- **Brief**: Reproduce each line that includes the word "FINGER".
— Start —
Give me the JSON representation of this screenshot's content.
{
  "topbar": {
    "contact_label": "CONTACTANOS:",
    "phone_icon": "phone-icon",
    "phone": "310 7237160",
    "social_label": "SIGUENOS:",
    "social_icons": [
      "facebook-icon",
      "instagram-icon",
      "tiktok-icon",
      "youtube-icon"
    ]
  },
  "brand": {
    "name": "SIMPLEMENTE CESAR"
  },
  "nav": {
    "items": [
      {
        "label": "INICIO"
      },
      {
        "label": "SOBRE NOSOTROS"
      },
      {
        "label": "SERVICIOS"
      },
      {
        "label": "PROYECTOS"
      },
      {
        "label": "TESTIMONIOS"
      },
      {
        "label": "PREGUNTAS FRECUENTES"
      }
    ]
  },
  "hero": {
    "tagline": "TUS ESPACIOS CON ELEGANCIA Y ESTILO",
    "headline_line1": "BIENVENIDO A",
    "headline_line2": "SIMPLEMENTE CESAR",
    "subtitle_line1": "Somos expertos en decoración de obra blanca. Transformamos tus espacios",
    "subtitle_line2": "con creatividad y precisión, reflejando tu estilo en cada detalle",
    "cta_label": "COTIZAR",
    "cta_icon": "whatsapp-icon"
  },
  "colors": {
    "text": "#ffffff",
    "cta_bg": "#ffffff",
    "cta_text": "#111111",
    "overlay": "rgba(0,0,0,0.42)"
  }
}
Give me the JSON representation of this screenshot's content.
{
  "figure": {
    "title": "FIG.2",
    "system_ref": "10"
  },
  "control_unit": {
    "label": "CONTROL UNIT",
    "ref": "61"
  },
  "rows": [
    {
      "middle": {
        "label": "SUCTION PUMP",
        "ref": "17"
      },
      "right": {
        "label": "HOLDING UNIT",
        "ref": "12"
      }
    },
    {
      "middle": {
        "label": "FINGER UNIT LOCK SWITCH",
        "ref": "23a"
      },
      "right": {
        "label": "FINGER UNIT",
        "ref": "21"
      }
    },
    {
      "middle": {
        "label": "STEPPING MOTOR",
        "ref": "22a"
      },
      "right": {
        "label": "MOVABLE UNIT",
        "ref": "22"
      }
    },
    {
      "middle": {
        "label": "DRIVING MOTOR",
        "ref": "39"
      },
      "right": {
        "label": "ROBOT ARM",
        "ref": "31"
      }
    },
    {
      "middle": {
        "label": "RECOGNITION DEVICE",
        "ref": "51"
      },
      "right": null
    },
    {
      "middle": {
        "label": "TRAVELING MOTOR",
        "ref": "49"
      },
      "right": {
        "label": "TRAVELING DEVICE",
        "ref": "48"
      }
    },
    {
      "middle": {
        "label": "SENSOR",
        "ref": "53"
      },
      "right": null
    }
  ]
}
— End —
— Start —
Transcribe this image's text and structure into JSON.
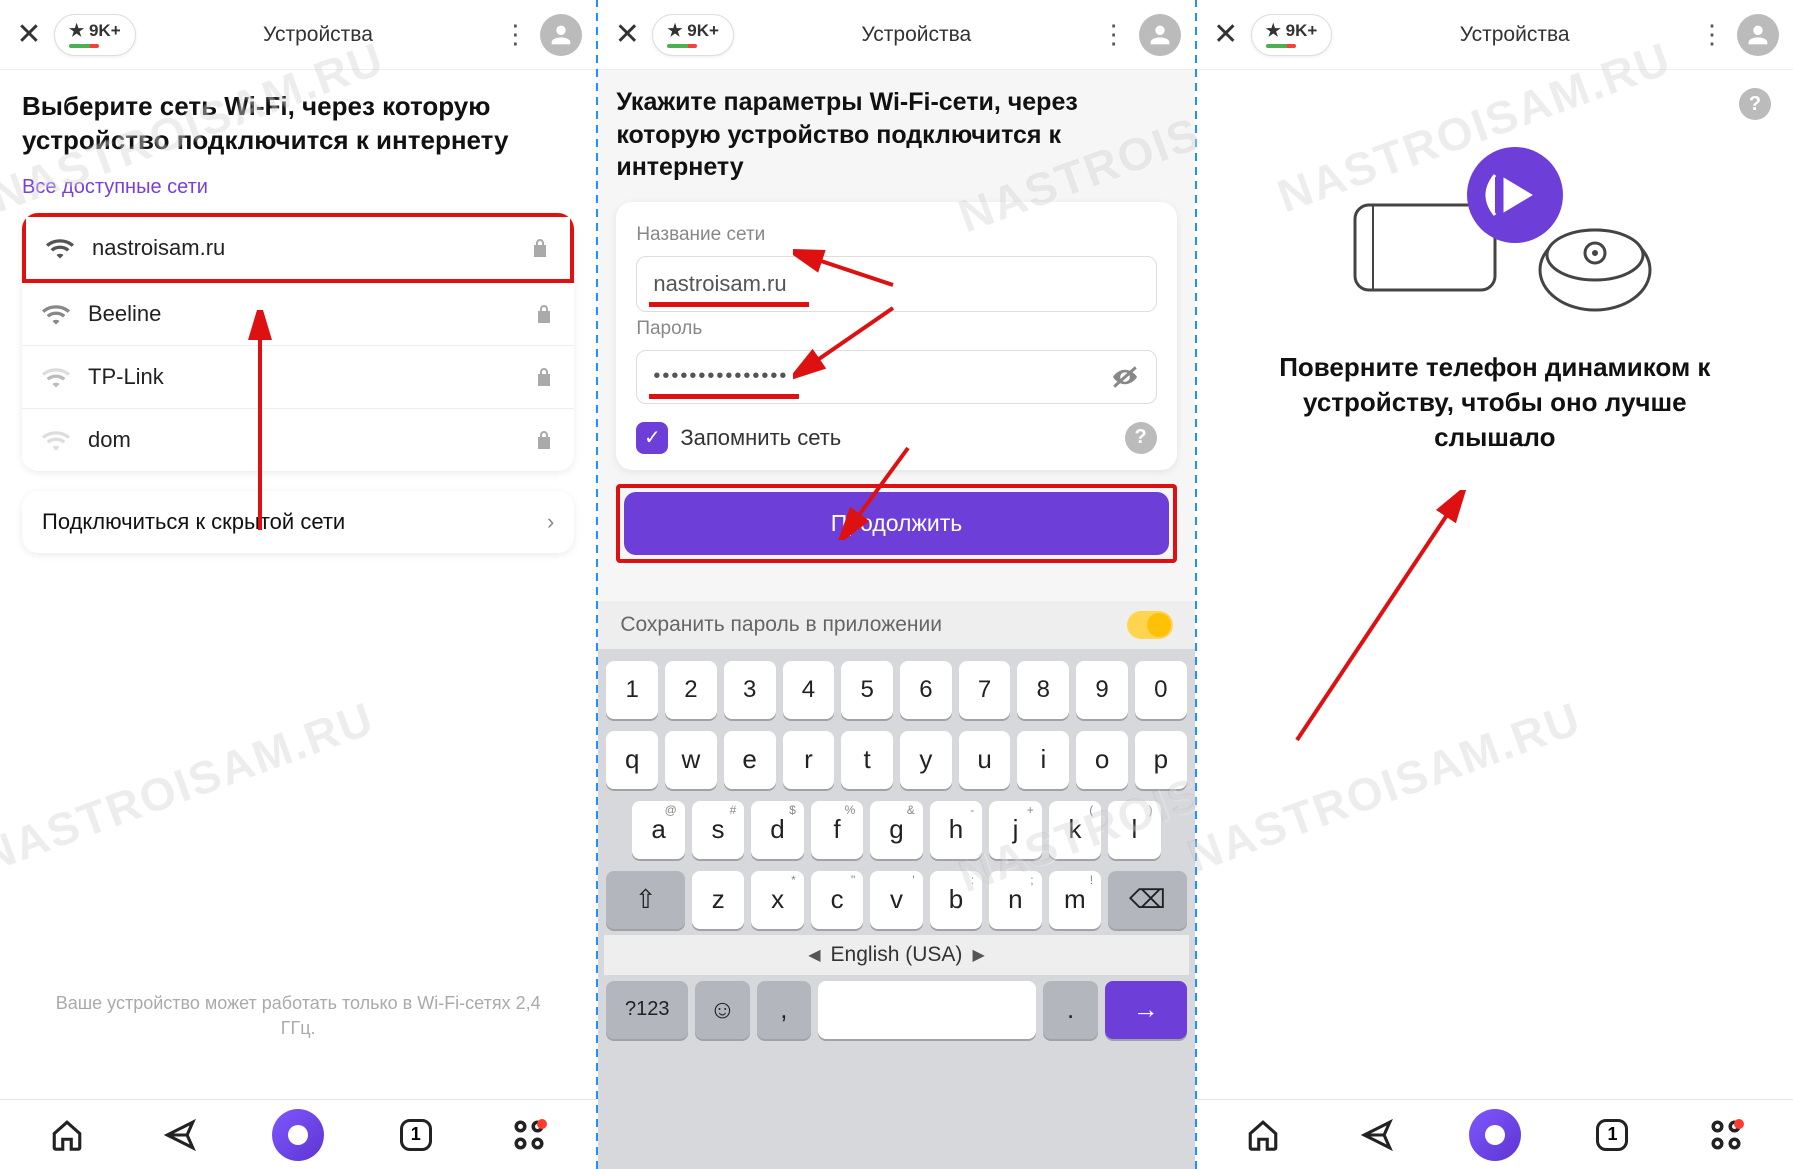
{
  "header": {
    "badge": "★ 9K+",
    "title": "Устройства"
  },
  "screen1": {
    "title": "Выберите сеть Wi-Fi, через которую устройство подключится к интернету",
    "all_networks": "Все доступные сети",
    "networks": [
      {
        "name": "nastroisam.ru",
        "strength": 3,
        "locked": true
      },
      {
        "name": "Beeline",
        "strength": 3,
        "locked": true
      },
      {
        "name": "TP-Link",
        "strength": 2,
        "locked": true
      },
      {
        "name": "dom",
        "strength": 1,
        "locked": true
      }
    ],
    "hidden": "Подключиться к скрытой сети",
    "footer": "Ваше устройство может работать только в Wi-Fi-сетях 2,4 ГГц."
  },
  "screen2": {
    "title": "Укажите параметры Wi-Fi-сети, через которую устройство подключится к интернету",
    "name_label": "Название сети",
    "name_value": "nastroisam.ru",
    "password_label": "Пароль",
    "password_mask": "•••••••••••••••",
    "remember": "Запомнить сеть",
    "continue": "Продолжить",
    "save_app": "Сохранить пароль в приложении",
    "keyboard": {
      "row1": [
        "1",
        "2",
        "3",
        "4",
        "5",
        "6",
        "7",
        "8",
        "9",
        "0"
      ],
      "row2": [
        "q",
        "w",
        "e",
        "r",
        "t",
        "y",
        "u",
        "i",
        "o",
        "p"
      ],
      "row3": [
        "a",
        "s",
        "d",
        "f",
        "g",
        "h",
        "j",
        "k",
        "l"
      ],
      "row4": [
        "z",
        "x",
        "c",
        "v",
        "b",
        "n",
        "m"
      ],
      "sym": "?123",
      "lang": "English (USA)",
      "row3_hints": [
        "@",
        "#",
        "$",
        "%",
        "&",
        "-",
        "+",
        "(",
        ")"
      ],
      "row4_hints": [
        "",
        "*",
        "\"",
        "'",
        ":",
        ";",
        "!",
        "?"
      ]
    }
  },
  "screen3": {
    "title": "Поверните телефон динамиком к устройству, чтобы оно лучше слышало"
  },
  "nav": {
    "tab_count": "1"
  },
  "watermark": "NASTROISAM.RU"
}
— End —
— Start —
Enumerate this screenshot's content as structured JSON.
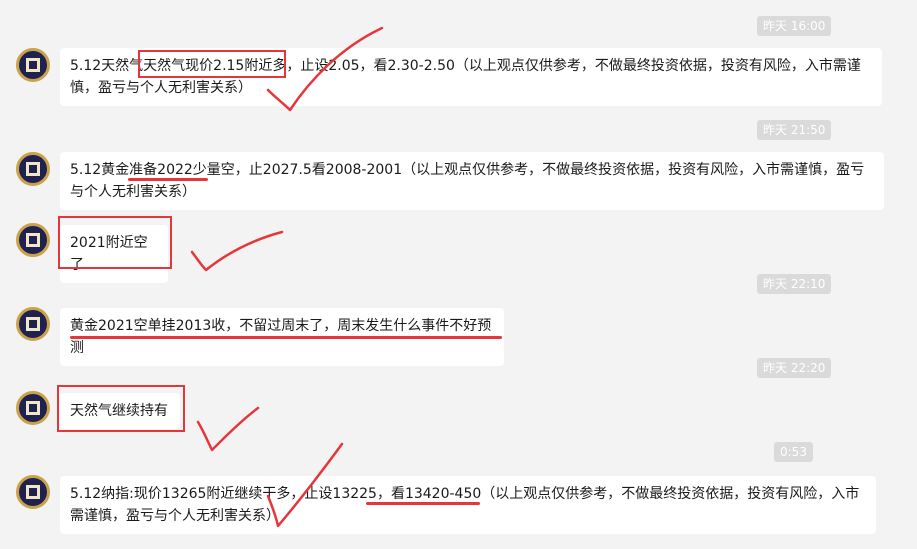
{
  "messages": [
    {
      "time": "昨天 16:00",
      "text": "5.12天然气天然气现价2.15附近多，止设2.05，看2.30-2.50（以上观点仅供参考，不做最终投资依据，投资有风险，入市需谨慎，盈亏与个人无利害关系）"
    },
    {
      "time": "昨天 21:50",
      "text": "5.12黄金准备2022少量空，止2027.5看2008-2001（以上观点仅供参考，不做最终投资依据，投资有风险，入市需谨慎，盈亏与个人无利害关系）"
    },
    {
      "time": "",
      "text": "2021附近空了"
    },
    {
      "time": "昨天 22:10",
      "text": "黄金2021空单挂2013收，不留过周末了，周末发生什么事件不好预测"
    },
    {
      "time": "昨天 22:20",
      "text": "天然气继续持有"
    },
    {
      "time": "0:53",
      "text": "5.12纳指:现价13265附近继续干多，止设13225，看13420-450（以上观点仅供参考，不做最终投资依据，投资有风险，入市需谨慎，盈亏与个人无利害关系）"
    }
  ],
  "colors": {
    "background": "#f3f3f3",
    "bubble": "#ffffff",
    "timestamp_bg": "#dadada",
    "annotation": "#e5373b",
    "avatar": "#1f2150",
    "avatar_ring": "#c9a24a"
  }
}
— End —
- **Full answer**:
        "label": "FINGER UNIT LOCK SWITCH",
        "label": "FINGER UNIT",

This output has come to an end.